Dataset items
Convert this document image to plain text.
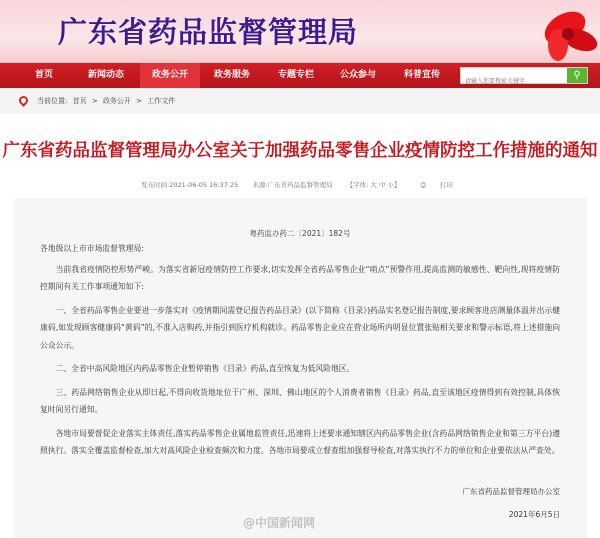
广东省药品监督管理局
首页	新闻动态	政务公开	政务服务	专题专栏	公众参与	科普宣传
请输入您要搜索关键字	⚲
当前位置: 首页 > 政务公开 > 工作文件
广东省药品监督管理局办公室关于加强药品零售企业疫情防控工作措施的通知
发布时间:2021-06-05 16:37:25 来源:广东省药品监督管理局 【字体: 大 中 小】	⎙ 打印
粤药监办药二〔2021〕182号

各地级以上市市场监督管理局:

当前我省疫情防控形势严峻。为落实省新冠疫情防控工作要求,切实发挥全省药品零售企业“哨点”预警作用,提高监测的敏感性、靶向性,现将疫情防控期间有关工作事项通知如下:

一、全省药品零售企业要进一步落实对《疫情期间需登记报告药品目录》(以下简称《目录》)药品实名登记报告制度,要求顾客进店测量体温并出示健康码,如发现顾客健康码“黄码”的,不准入店购药,并指引到医疗机构就诊。药品零售企业应在营业场所内明显位置张贴相关要求和警示标语,将上述措施向公众公示。

二、全省中高风险地区内药品零售企业暂停销售《目录》药品,直至恢复为低风险地区。

三、药品网络销售企业从即日起,不得向收货地址位于广州、深圳、佛山地区的个人消费者销售《目录》药品,直至该地区疫情得到有效控制,具体恢复时间另行通知。

各地市局要督促企业落实主体责任,落实药品零售企业属地监管责任,迅速将上述要求通知辖区内药品零售企业(含药品网络销售企业和第三方平台)遵照执行。落实全覆盖监督检查,加大对高风险企业检查频次和力度。各地市局要成立督查组加强督导检查,对落实执行不力的单位和企业要依法从严查处。

广东省药品监督管理局办公室
2021年6月5日
@中国新闻网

EXERCISE = Return the full material word for word. Do not include the pictures.

WRITTEN SOLUTION =
Convert this document image to plain text.
广东省药品监督管理局
首页	新闻动态	政务公开	政务服务	专题专栏	公众参与	科普宣传
请输入您要搜索关键字	⚲
当前位置: 首页 > 政务公开 > 工作文件
广东省药品监督管理局办公室关于加强药品零售企业疫情防控工作措施的通知
发布时间:2021-06-05 16:37:25 来源:广东省药品监督管理局 【字体: 大 中 小】	⎙ 打印
粤药监办药二〔2021〕182号

各地级以上市市场监督管理局:

当前我省疫情防控形势严峻。为落实省新冠疫情防控工作要求,切实发挥全省药品零售企业“哨点”预警作用,提高监测的敏感性、靶向性,现将疫情防控期间有关工作事项通知如下:

一、全省药品零售企业要进一步落实对《疫情期间需登记报告药品目录》(以下简称《目录》)药品实名登记报告制度,要求顾客进店测量体温并出示健康码,如发现顾客健康码“黄码”的,不准入店购药,并指引到医疗机构就诊。药品零售企业应在营业场所内明显位置张贴相关要求和警示标语,将上述措施向公众公示。

二、全省中高风险地区内药品零售企业暂停销售《目录》药品,直至恢复为低风险地区。

三、药品网络销售企业从即日起,不得向收货地址位于广州、深圳、佛山地区的个人消费者销售《目录》药品,直至该地区疫情得到有效控制,具体恢复时间另行通知。

各地市局要督促企业落实主体责任,落实药品零售企业属地监管责任,迅速将上述要求通知辖区内药品零售企业(含药品网络销售企业和第三方平台)遵照执行。落实全覆盖监督检查,加大对高风险企业检查频次和力度。各地市局要成立督查组加强督导检查,对落实执行不力的单位和企业要依法从严查处。

广东省药品监督管理局办公室
2021年6月5日
@中国新闻网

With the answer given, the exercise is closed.